Pull every line of the entries that has the word "total".

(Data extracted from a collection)
────────────────
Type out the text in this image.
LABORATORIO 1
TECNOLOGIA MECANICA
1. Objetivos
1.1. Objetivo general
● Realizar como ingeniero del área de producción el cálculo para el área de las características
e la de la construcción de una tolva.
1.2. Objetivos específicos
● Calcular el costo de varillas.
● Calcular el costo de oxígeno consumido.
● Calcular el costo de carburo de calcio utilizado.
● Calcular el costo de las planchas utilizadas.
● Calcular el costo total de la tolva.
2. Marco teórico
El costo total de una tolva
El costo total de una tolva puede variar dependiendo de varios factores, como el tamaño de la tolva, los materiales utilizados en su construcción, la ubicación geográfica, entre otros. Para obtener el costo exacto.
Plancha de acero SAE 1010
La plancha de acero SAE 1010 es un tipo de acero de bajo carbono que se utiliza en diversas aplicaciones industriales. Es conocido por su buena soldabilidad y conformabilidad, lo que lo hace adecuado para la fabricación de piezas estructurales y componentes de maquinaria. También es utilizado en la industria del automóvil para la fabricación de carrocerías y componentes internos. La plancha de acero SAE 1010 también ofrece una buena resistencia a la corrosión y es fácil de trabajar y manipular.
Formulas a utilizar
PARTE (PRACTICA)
────────────────
> [Expected answer]
● Calcular el costo total de la tolva.
El costo total de una tolva
El costo total de una tolva puede variar dependiendo de varios factores, como el tamaño de la tolva, los materiales utilizados en su construcción, la ubicación geográfica, entre otros. Para obtener el costo exacto.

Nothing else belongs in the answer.